#### Written instruction
Reproduce the data in its entirety, exactly as supplied.
-- Start Source material --
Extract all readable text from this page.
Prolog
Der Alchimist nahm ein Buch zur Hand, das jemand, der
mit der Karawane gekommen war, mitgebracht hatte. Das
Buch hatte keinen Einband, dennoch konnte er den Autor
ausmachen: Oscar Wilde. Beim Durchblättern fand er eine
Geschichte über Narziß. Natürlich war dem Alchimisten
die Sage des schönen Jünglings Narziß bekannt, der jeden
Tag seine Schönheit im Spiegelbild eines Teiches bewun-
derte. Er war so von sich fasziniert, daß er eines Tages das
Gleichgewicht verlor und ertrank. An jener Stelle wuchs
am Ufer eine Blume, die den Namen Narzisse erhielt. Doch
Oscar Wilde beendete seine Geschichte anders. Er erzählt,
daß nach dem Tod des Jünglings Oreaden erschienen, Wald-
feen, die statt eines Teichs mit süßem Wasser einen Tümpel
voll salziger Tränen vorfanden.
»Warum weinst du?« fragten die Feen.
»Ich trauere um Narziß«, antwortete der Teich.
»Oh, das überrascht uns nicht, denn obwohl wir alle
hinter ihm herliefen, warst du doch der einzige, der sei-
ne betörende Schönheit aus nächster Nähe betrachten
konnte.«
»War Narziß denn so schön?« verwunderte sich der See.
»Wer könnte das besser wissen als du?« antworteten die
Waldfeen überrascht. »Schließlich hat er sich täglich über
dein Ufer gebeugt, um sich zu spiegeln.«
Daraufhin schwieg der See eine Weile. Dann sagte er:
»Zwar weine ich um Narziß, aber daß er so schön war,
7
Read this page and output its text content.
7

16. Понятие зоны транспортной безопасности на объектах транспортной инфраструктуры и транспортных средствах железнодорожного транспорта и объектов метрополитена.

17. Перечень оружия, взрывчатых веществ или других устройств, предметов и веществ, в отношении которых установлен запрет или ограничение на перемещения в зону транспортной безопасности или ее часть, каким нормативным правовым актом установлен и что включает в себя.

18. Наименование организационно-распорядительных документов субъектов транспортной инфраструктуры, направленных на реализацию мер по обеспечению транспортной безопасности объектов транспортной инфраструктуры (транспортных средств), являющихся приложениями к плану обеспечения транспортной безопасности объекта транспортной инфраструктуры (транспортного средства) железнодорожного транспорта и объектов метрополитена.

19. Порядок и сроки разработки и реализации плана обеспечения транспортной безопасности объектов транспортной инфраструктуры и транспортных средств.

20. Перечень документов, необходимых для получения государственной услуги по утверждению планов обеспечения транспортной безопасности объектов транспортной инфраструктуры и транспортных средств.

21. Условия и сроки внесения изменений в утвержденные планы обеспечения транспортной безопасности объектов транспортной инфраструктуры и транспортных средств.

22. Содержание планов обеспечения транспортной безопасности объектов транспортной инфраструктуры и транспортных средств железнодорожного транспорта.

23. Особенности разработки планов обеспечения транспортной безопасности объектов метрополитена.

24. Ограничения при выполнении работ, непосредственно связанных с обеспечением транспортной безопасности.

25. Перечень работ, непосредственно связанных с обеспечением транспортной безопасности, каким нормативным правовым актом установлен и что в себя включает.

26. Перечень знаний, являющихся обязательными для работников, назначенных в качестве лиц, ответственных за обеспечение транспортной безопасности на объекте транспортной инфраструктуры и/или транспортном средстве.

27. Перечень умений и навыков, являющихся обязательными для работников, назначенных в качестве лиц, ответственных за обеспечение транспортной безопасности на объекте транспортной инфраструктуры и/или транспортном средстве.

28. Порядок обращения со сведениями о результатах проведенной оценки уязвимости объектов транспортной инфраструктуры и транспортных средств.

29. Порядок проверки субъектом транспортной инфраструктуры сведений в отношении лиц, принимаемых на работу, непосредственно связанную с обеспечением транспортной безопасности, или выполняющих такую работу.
-- End Source material --
#### Problem solution
Extract all readable text from this page.
Prolog
Der Alchimist nahm ein Buch zur Hand, das jemand, der
mit der Karawane gekommen war, mitgebracht hatte. Das
Buch hatte keinen Einband, dennoch konnte er den Autor
ausmachen: Oscar Wilde. Beim Durchblättern fand er eine
Geschichte über Narziß. Natürlich war dem Alchimisten
die Sage des schönen Jünglings Narziß bekannt, der jeden
Tag seine Schönheit im Spiegelbild eines Teiches bewun-
derte. Er war so von sich fasziniert, daß er eines Tages das
Gleichgewicht verlor und ertrank. An jener Stelle wuchs
am Ufer eine Blume, die den Namen Narzisse erhielt. Doch
Oscar Wilde beendete seine Geschichte anders. Er erzählt,
daß nach dem Tod des Jünglings Oreaden erschienen, Wald-
feen, die statt eines Teichs mit süßem Wasser einen Tümpel
voll salziger Tränen vorfanden.
»Warum weinst du?« fragten die Feen.
»Ich trauere um Narziß«, antwortete der Teich.
»Oh, das überrascht uns nicht, denn obwohl wir alle
hinter ihm herliefen, warst du doch der einzige, der sei-
ne betörende Schönheit aus nächster Nähe betrachten
konnte.«
»War Narziß denn so schön?« verwunderte sich der See.
»Wer könnte das besser wissen als du?« antworteten die
Waldfeen überrascht. »Schließlich hat er sich täglich über
dein Ufer gebeugt, um sich zu spiegeln.«
Daraufhin schwieg der See eine Weile. Dann sagte er:
»Zwar weine ich um Narziß, aber daß er so schön war,
7
Read this page and output its text content.
7

16. Понятие зоны транспортной безопасности на объектах транспортной инфраструктуры и транспортных средствах железнодорожного транспорта и объектов метрополитена.

17. Перечень оружия, взрывчатых веществ или других устройств, предметов и веществ, в отношении которых установлен запрет или ограничение на перемещения в зону транспортной безопасности или ее часть, каким нормативным правовым актом установлен и что включает в себя.

18. Наименование организационно-распорядительных документов субъектов транспортной инфраструктуры, направленных на реализацию мер по обеспечению транспортной безопасности объектов транспортной инфраструктуры (транспортных средств), являющихся приложениями к плану обеспечения транспортной безопасности объекта транспортной инфраструктуры (транспортного средства) железнодорожного транспорта и объектов метрополитена.

19. Порядок и сроки разработки и реализации плана обеспечения транспортной безопасности объектов транспортной инфраструктуры и транспортных средств.

20. Перечень документов, необходимых для получения государственной услуги по утверждению планов обеспечения транспортной безопасности объектов транспортной инфраструктуры и транспортных средств.

21. Условия и сроки внесения изменений в утвержденные планы обеспечения транспортной безопасности объектов транспортной инфраструктуры и транспортных средств.

22. Содержание планов обеспечения транспортной безопасности объектов транспортной инфраструктуры и транспортных средств железнодорожного транспорта.

23. Особенности разработки планов обеспечения транспортной безопасности объектов метрополитена.

24. Ограничения при выполнении работ, непосредственно связанных с обеспечением транспортной безопасности.

25. Перечень работ, непосредственно связанных с обеспечением транспортной безопасности, каким нормативным правовым актом установлен и что в себя включает.

26. Перечень знаний, являющихся обязательными для работников, назначенных в качестве лиц, ответственных за обеспечение транспортной безопасности на объекте транспортной инфраструктуры и/или транспортном средстве.

27. Перечень умений и навыков, являющихся обязательными для работников, назначенных в качестве лиц, ответственных за обеспечение транспортной безопасности на объекте транспортной инфраструктуры и/или транспортном средстве.

28. Порядок обращения со сведениями о результатах проведенной оценки уязвимости объектов транспортной инфраструктуры и транспортных средств.

29. Порядок проверки субъектом транспортной инфраструктуры сведений в отношении лиц, принимаемых на работу, непосредственно связанную с обеспечением транспортной безопасности, или выполняющих такую работу.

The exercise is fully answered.